[Items listed in a dataset]
────────────────────────────────────────
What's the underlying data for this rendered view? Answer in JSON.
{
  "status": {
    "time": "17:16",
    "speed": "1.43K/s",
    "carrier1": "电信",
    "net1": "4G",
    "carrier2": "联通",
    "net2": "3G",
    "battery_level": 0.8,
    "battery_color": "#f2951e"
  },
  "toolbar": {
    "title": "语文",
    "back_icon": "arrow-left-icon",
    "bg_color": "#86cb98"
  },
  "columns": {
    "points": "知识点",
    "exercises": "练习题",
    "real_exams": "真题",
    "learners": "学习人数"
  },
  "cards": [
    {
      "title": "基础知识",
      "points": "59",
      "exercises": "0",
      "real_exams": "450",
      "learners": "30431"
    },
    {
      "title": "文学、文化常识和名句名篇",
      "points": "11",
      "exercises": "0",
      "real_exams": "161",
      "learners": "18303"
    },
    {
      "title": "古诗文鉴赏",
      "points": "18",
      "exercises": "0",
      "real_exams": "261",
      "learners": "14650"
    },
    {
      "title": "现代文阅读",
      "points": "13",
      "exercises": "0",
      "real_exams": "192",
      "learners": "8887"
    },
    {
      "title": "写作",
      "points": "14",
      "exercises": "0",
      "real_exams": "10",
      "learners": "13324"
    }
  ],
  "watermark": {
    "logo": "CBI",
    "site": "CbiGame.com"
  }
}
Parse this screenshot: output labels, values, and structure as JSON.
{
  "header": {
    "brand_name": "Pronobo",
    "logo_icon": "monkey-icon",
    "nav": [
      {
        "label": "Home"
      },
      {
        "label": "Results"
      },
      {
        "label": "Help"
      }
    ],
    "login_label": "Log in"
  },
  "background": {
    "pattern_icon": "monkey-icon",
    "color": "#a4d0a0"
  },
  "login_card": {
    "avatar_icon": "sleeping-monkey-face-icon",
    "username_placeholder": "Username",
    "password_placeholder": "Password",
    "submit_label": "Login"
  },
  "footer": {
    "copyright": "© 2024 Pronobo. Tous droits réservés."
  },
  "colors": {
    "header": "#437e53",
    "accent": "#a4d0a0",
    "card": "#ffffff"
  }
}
────────────────────────────────────────
▸ YOUR TASK
Determine the number of lines in these entries that contain the word "JSON", and write only that number.

▸ RESULT OF THIS TASK
2